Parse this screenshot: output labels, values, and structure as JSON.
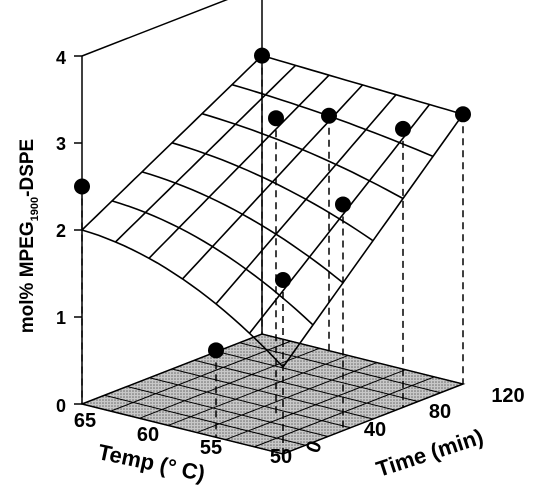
{
  "chart_data": {
    "type": "surface3d",
    "ylabel": "mol% MPEG",
    "ylabel_sub": "1900",
    "ylabel_suffix": "-DSPE",
    "xlabel": "Temp (° C)",
    "zlabel": "Time (min)",
    "yticks": [
      "0",
      "1",
      "2",
      "3",
      "4"
    ],
    "xticks": [
      "65",
      "60",
      "55",
      "50"
    ],
    "zticks": [
      "0",
      "40",
      "80",
      "120"
    ],
    "ylim": [
      0,
      4
    ],
    "temp_range": [
      50,
      65
    ],
    "time_range": [
      0,
      120
    ],
    "grid_floor": true,
    "points": [
      {
        "temp": 65,
        "time": 0,
        "value": 2.5
      },
      {
        "temp": 55,
        "time": 0,
        "value": 1.0
      },
      {
        "temp": 50,
        "time": 0,
        "value": 2.0
      },
      {
        "temp": 55,
        "time": 40,
        "value": 3.4
      },
      {
        "temp": 50,
        "time": 40,
        "value": 2.6
      },
      {
        "temp": 50,
        "time": 80,
        "value": 3.2
      },
      {
        "temp": 50,
        "time": 120,
        "value": 3.1
      },
      {
        "temp": 60,
        "time": 120,
        "value": 2.7
      },
      {
        "temp": 65,
        "time": 120,
        "value": 3.2
      }
    ]
  }
}
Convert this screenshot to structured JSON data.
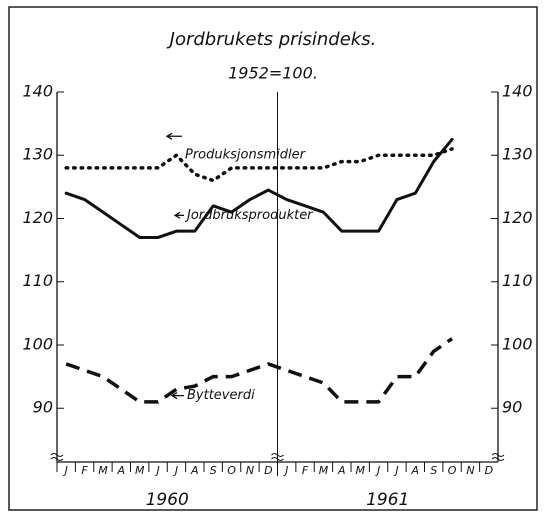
{
  "chart_data": {
    "type": "line",
    "title": "Jordbrukets prisindeks.",
    "subtitle": "1952=100.",
    "categories": [
      "J",
      "F",
      "M",
      "A",
      "M",
      "J",
      "J",
      "A",
      "S",
      "O",
      "N",
      "D",
      "J",
      "F",
      "M",
      "A",
      "M",
      "J",
      "J",
      "A",
      "S",
      "O",
      "N",
      "D"
    ],
    "year_labels": [
      "1960",
      "1961"
    ],
    "series": [
      {
        "name": "Produksjonsmidler",
        "color": "#111111",
        "style": "dotted",
        "values": [
          128,
          128,
          128,
          128,
          128,
          128,
          130,
          127,
          126,
          128,
          128,
          128,
          128,
          128,
          128,
          129,
          129,
          130,
          130,
          130,
          130,
          131,
          null,
          null
        ]
      },
      {
        "name": "Jordbruksprodukter",
        "color": "#111111",
        "style": "solid",
        "values": [
          124,
          123,
          121,
          119,
          117,
          117,
          118,
          118,
          122,
          121,
          123,
          124.5,
          123,
          122,
          121,
          118,
          118,
          118,
          123,
          124,
          129,
          132.5,
          null,
          null
        ]
      },
      {
        "name": "Bytteverdi",
        "color": "#111111",
        "style": "dashed",
        "values": [
          97,
          96,
          95,
          93,
          91,
          91,
          93,
          93.5,
          95,
          95,
          96,
          97,
          96,
          95,
          94,
          91,
          91,
          91,
          95,
          95,
          99,
          101,
          null,
          null
        ]
      }
    ],
    "ylim": [
      81.5,
      140
    ],
    "yticks": [
      90,
      100,
      110,
      120,
      130,
      140
    ]
  }
}
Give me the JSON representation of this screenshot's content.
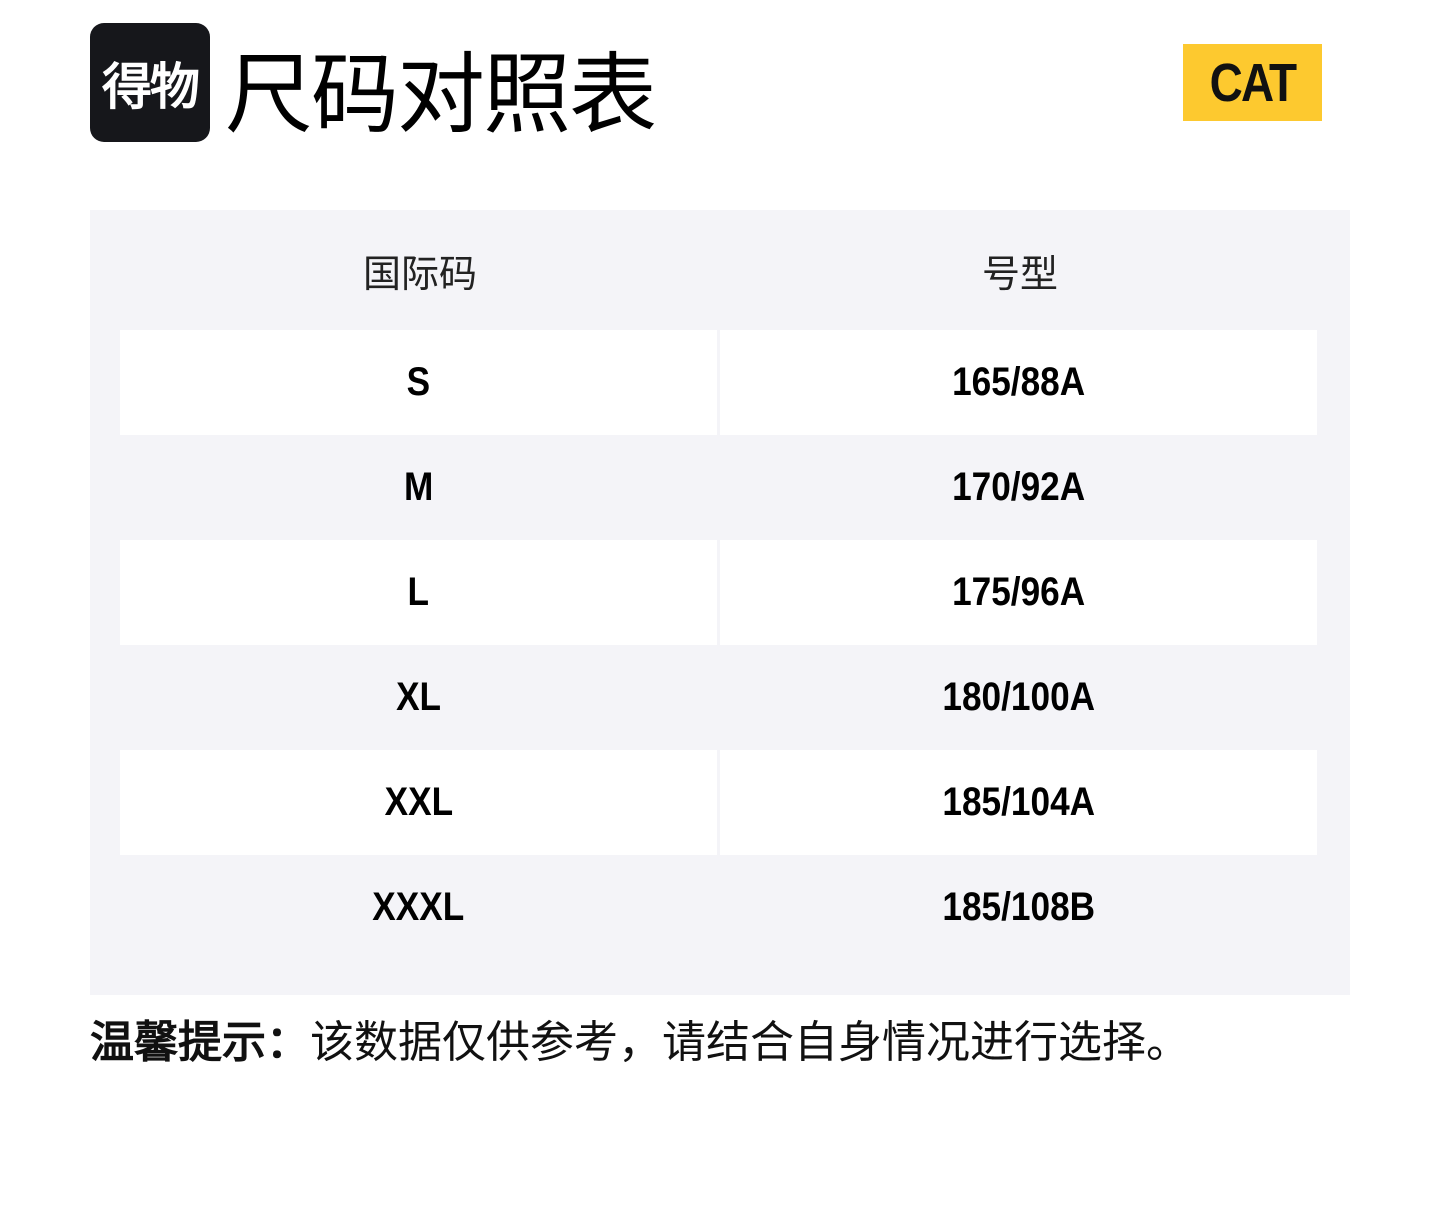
{
  "header": {
    "app_logo_text": "得物",
    "title": "尺码对照表",
    "brand_logo_text": "CAT"
  },
  "table": {
    "columns": [
      "国际码",
      "号型"
    ],
    "rows": [
      {
        "size": "S",
        "spec": "165/88A"
      },
      {
        "size": "M",
        "spec": "170/92A"
      },
      {
        "size": "L",
        "spec": "175/96A"
      },
      {
        "size": "XL",
        "spec": "180/100A"
      },
      {
        "size": "XXL",
        "spec": "185/104A"
      },
      {
        "size": "XXXL",
        "spec": "185/108B"
      }
    ]
  },
  "note": {
    "label": "温馨提示：",
    "text": "该数据仅供参考，请结合自身情况进行选择。"
  },
  "colors": {
    "brand_yellow": "#fdc92f",
    "table_bg": "#f4f4f8",
    "logo_bg": "#16171b"
  }
}
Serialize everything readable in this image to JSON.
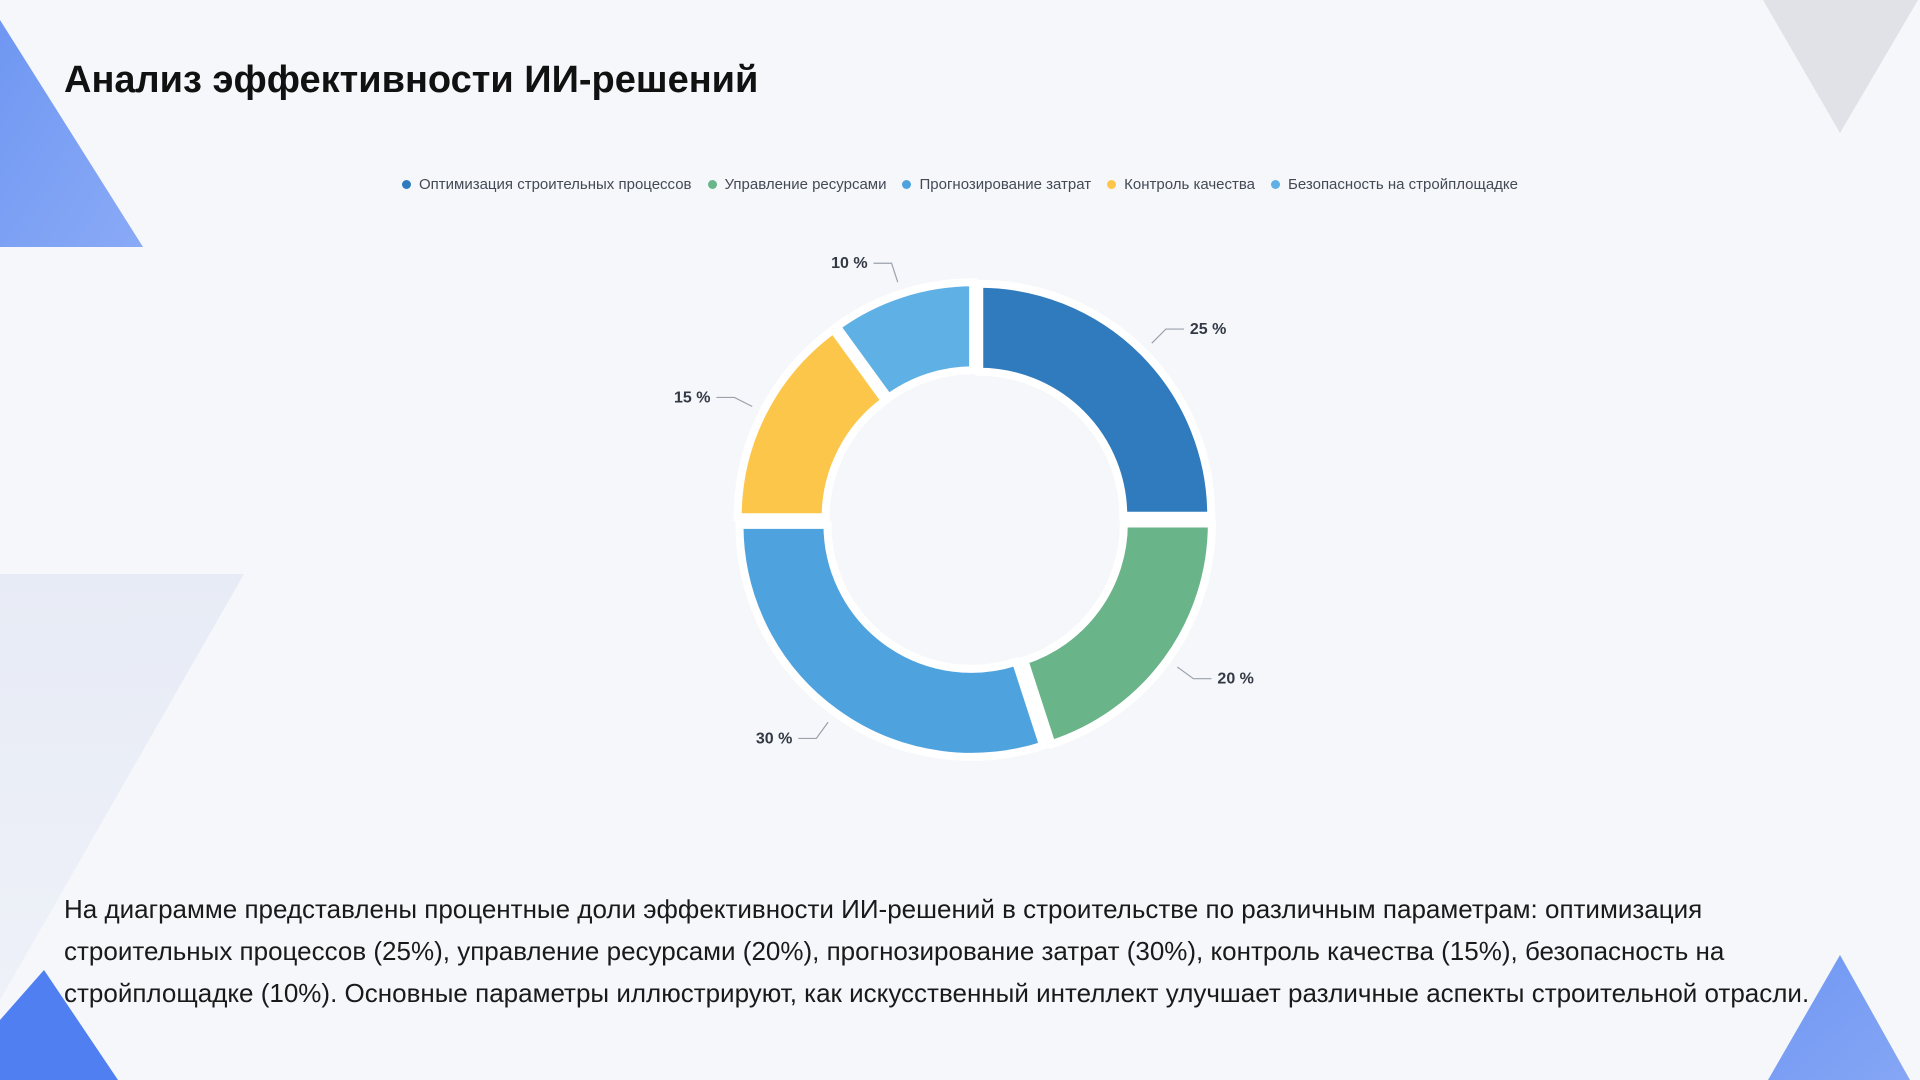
{
  "title": "Анализ эффективности ИИ-решений",
  "description": "На диаграмме представлены процентные доли эффективности ИИ-решений в строительстве по различным параметрам: оптимизация строительных процессов (25%), управление ресурсами (20%), прогнозирование затрат (30%), контроль качества (15%), безопасность на стройплощадке (10%). Основные параметры иллюстрируют, как искусственный интеллект улучшает различные аспекты строительной отрасли.",
  "colors": {
    "background": "#f5f7fb",
    "accent_blue": "#4f7ff0",
    "deco_gray": "#e1e3ea"
  },
  "chart_data": {
    "type": "pie",
    "variant": "donut",
    "legend_position": "top",
    "start_angle_deg": 0,
    "direction": "clockwise",
    "categories": [
      "Оптимизация строительных процессов",
      "Управление ресурсами",
      "Прогнозирование затрат",
      "Контроль качества",
      "Безопасность на стройплощадке"
    ],
    "values": [
      25,
      20,
      30,
      15,
      10
    ],
    "labels": [
      "25 %",
      "20 %",
      "30 %",
      "15 %",
      "10 %"
    ],
    "colors": [
      "#2f7bbd",
      "#6ab48a",
      "#4ea3df",
      "#fcc64a",
      "#5fb0e5"
    ]
  }
}
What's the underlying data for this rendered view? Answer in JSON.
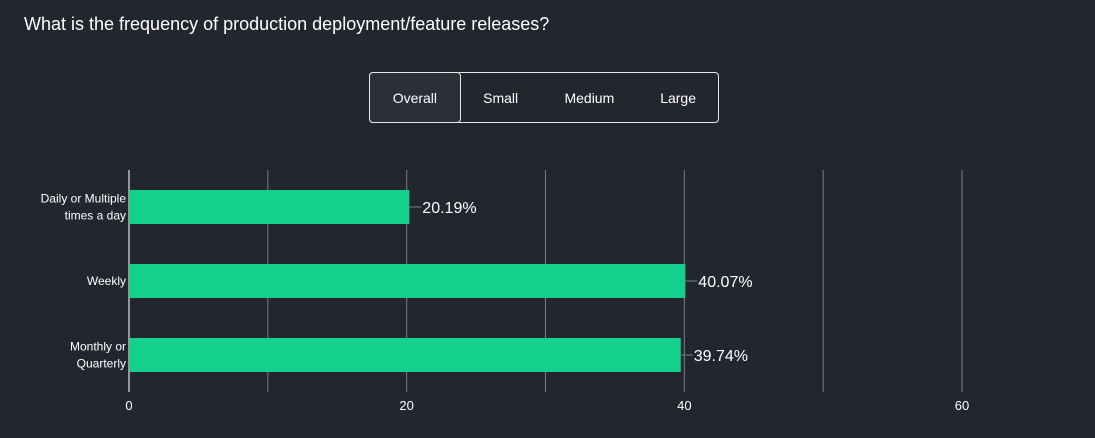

§ §

> **DIRECTION**
Only lines with the string "style" belong in your answer; copy each one.

> **OUTPUT OF THE EXERCISE**
        "style": "dotted",
        "style": "solid",
        "style": "dashed",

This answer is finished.